* Data section *
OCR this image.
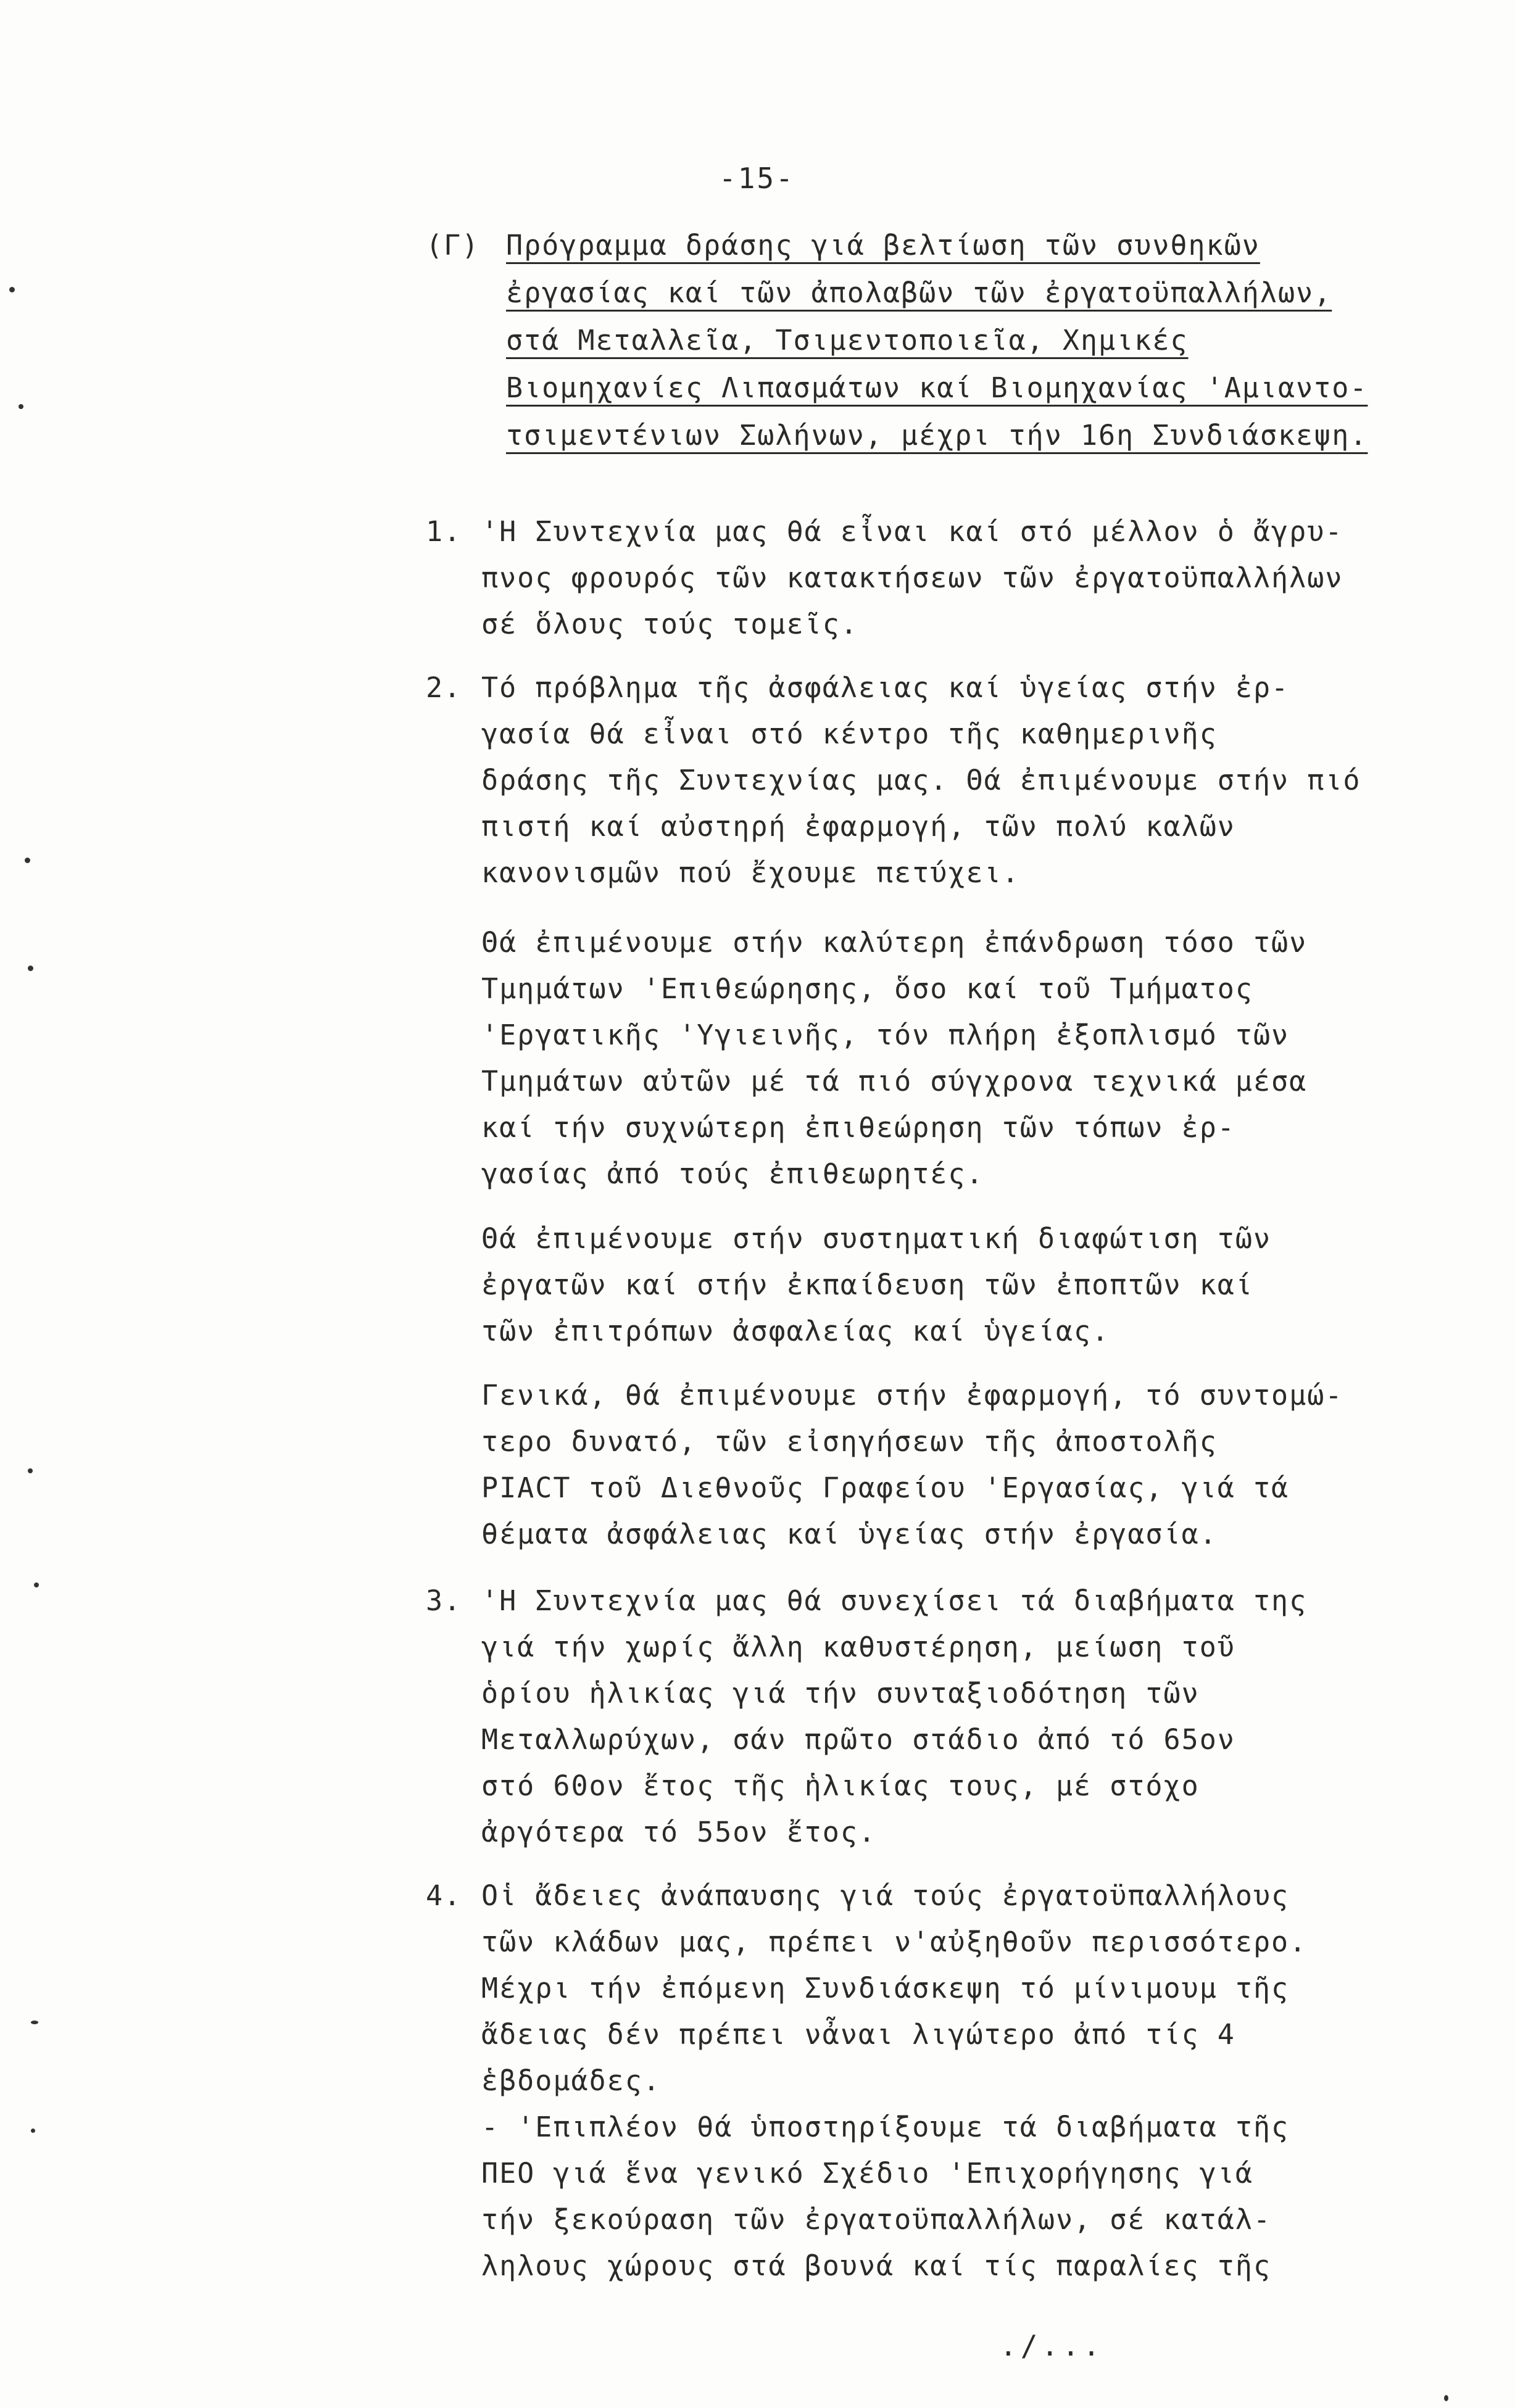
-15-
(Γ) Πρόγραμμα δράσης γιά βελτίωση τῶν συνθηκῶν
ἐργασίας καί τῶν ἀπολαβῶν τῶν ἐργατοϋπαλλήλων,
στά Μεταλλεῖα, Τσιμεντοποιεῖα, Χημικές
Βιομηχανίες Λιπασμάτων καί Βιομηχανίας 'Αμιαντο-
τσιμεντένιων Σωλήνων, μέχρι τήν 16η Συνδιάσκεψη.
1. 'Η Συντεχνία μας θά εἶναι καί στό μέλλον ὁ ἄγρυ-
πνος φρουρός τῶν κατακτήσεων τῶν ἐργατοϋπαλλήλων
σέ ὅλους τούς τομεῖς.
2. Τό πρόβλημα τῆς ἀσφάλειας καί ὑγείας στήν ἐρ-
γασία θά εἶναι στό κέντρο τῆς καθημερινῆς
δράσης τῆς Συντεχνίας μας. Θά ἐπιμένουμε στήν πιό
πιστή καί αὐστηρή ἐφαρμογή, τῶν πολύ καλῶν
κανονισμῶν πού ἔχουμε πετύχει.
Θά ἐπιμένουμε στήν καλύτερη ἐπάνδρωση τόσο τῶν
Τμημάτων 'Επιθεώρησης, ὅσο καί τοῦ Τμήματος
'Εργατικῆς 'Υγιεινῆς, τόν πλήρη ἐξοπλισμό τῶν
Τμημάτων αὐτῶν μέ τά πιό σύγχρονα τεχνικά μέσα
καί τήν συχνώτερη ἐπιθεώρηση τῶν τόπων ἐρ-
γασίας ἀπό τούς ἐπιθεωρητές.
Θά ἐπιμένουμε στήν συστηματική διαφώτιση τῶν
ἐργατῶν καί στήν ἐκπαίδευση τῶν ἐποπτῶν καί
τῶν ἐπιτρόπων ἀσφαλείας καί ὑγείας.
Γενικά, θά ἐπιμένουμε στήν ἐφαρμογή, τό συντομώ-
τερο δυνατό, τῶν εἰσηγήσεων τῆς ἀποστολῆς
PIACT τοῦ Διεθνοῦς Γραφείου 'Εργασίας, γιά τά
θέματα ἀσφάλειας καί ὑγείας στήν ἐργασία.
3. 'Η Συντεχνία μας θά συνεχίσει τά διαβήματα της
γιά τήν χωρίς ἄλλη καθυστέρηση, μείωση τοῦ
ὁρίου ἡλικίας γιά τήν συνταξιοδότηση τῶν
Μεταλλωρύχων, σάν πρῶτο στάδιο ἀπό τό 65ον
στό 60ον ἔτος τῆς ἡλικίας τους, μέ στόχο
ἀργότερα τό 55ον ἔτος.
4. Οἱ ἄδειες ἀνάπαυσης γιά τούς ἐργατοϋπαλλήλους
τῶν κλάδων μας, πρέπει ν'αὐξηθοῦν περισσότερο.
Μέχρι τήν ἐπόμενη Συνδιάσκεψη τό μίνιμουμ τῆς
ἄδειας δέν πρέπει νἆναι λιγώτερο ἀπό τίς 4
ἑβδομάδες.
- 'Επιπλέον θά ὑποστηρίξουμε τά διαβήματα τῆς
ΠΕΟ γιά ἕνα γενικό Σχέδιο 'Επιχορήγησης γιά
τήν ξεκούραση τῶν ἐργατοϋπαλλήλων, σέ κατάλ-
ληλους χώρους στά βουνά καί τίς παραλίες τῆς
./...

* Task statement *
Scan the listing above for the word "ἐφαρμογή" and show each line where it is found.

* Exercise response *
πιστή καί αὐστηρή ἐφαρμογή, τῶν πολύ καλῶν
Γενικά, θά ἐπιμένουμε στήν ἐφαρμογή, τό συντομώ-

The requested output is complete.